_CHALLENGE:_ In the material below, list every line carrying the string "Distributions".
Begin SUPPLIED INFORMATION
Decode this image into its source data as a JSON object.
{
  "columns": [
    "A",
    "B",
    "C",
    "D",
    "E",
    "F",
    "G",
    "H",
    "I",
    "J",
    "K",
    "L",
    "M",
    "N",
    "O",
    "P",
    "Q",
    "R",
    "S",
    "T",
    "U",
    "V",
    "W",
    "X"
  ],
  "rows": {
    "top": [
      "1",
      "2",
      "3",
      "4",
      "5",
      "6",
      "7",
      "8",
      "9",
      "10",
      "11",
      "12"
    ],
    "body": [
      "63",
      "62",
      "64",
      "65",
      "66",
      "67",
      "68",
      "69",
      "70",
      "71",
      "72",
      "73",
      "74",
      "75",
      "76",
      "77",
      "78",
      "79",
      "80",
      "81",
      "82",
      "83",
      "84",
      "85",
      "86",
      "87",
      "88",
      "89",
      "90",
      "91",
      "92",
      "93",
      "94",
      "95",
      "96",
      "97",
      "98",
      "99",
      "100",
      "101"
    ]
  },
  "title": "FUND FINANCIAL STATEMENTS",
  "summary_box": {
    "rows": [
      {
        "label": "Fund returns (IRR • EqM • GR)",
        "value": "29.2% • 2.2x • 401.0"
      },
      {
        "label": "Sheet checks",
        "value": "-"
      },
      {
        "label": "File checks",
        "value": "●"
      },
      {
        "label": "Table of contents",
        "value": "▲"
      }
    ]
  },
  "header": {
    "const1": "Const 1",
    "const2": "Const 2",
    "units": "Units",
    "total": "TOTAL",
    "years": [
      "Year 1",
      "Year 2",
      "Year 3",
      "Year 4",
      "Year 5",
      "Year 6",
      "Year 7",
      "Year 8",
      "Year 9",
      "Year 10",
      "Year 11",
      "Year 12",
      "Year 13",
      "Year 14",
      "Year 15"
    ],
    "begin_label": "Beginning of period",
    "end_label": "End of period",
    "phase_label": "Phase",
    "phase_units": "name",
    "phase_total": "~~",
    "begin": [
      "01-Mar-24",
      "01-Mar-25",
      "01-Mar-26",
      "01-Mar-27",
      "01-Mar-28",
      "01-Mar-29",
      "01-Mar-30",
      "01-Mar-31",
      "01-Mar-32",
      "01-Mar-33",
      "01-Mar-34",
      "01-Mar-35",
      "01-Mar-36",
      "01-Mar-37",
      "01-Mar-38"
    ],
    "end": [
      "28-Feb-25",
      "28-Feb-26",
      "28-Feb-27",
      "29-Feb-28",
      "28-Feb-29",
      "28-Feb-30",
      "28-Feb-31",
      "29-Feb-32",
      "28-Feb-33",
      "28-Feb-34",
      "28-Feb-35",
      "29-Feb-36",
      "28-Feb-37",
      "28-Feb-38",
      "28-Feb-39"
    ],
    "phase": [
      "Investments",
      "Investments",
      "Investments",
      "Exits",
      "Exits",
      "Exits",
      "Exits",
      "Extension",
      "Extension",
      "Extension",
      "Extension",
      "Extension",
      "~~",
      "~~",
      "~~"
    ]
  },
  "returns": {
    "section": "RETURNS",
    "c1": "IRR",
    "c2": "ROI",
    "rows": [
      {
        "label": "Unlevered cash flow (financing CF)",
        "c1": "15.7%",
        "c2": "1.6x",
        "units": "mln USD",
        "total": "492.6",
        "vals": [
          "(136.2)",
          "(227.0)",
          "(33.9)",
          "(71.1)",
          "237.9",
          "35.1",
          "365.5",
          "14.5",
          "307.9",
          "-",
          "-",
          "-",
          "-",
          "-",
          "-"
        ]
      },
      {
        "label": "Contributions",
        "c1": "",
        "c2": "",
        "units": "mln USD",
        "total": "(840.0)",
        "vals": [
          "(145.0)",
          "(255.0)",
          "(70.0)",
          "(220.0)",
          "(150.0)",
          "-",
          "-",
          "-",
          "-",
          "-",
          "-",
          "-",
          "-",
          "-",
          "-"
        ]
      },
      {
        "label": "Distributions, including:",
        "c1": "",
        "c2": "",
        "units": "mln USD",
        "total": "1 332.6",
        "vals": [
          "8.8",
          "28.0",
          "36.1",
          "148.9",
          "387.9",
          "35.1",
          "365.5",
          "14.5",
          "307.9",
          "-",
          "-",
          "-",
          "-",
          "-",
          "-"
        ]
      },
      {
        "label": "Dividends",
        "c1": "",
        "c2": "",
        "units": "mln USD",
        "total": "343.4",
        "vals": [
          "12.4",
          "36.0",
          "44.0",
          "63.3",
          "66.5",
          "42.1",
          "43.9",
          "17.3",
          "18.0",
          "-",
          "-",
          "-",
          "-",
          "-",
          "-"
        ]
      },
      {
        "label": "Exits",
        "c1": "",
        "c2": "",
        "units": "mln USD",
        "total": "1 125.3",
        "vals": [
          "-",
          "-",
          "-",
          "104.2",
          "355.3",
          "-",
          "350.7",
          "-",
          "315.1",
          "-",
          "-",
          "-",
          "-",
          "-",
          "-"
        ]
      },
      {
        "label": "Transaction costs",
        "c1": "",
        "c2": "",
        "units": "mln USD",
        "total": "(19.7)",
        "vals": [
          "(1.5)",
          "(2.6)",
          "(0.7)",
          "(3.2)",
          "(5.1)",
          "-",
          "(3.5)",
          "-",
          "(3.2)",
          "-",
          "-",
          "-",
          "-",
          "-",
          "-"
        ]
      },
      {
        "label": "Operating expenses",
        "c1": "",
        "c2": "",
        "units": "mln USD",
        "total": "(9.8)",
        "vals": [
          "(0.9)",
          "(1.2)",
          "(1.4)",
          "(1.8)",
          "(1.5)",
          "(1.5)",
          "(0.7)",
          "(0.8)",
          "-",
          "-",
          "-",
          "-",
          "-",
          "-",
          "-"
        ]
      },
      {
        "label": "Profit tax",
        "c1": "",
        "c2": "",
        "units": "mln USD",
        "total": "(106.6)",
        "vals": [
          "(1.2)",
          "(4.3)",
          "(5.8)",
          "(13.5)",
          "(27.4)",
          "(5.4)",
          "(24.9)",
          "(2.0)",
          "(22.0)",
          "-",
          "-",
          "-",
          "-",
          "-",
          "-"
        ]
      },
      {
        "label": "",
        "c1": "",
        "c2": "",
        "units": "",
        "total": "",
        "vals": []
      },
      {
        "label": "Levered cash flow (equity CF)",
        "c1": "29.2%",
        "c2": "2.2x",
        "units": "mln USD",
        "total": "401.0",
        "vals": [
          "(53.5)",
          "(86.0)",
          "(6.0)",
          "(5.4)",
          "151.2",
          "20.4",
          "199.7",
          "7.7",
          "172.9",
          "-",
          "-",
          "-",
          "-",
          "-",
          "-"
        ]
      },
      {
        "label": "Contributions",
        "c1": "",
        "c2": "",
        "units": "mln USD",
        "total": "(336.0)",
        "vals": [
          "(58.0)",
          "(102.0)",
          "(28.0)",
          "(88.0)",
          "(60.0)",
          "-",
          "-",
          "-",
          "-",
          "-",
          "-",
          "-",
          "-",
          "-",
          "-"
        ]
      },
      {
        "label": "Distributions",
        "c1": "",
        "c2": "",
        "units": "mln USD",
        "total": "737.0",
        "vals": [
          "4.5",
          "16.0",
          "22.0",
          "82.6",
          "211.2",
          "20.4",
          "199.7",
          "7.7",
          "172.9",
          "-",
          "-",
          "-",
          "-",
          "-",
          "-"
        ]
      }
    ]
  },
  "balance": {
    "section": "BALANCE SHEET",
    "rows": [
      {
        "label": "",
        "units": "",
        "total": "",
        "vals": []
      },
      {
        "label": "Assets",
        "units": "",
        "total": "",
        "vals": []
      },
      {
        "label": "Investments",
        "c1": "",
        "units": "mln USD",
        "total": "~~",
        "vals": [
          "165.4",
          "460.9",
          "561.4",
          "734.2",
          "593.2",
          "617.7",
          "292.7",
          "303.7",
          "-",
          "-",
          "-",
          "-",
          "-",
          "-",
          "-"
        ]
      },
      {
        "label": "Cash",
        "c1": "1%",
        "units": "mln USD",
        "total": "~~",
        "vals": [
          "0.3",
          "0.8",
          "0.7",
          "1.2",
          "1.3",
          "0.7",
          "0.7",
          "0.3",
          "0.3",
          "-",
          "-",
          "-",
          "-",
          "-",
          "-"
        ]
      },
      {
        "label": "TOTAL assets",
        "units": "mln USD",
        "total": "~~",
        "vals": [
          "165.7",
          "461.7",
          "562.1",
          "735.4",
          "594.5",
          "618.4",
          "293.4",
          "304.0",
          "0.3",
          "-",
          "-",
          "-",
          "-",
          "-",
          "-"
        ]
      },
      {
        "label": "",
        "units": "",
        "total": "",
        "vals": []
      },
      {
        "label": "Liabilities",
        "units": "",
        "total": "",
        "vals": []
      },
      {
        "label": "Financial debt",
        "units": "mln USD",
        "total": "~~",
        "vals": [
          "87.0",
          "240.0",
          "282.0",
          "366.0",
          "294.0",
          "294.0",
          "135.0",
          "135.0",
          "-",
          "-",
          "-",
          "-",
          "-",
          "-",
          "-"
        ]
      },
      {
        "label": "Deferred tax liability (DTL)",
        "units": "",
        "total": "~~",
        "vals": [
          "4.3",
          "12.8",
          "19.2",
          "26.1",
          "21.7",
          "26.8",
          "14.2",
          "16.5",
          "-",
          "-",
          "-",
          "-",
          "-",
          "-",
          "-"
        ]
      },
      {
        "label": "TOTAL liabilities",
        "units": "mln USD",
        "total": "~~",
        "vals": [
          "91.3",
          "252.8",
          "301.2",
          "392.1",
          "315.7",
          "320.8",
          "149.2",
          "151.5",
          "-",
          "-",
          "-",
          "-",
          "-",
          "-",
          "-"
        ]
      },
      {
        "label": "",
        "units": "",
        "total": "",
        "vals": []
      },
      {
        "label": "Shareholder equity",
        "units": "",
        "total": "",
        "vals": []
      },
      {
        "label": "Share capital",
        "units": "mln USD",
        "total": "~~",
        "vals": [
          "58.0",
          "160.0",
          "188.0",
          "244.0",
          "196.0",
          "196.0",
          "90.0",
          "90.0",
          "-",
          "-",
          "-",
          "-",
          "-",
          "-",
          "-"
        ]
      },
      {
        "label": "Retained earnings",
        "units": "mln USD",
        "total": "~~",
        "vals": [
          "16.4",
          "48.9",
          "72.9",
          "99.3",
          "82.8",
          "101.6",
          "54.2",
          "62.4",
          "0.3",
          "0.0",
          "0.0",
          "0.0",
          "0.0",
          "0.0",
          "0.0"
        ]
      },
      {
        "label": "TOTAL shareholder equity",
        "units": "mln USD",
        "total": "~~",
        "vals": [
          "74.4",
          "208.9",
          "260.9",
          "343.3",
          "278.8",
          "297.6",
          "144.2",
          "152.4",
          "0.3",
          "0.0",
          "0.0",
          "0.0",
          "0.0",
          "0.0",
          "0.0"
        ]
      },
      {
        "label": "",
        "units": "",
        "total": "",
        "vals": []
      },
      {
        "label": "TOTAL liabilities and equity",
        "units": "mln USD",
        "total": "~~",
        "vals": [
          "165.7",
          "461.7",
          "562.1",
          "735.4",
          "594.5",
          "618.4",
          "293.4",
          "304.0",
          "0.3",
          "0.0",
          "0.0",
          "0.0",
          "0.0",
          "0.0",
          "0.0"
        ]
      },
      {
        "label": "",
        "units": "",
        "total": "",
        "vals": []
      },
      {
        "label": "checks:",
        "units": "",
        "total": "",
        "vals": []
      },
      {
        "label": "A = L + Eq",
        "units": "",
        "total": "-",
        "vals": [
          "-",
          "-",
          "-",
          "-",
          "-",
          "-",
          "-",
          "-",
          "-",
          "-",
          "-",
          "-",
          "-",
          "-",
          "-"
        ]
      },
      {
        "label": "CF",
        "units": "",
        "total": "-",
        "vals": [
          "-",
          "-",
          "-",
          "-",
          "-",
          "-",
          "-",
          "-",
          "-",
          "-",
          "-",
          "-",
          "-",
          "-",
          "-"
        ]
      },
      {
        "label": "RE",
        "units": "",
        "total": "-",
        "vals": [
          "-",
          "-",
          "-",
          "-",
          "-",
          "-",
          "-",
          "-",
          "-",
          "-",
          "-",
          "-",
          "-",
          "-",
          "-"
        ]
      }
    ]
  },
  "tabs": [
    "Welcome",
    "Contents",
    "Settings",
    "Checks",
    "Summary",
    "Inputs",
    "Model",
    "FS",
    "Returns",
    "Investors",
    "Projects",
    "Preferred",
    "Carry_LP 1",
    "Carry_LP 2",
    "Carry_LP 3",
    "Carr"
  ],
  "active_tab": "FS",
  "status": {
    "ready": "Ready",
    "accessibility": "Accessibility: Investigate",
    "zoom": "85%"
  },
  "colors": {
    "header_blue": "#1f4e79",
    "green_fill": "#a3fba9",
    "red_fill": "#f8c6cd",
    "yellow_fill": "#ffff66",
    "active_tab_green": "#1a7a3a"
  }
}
End SUPPLIED INFORMATION
_TASK ANSWER:_
        "label": "Distributions, including:",
        "label": "Distributions",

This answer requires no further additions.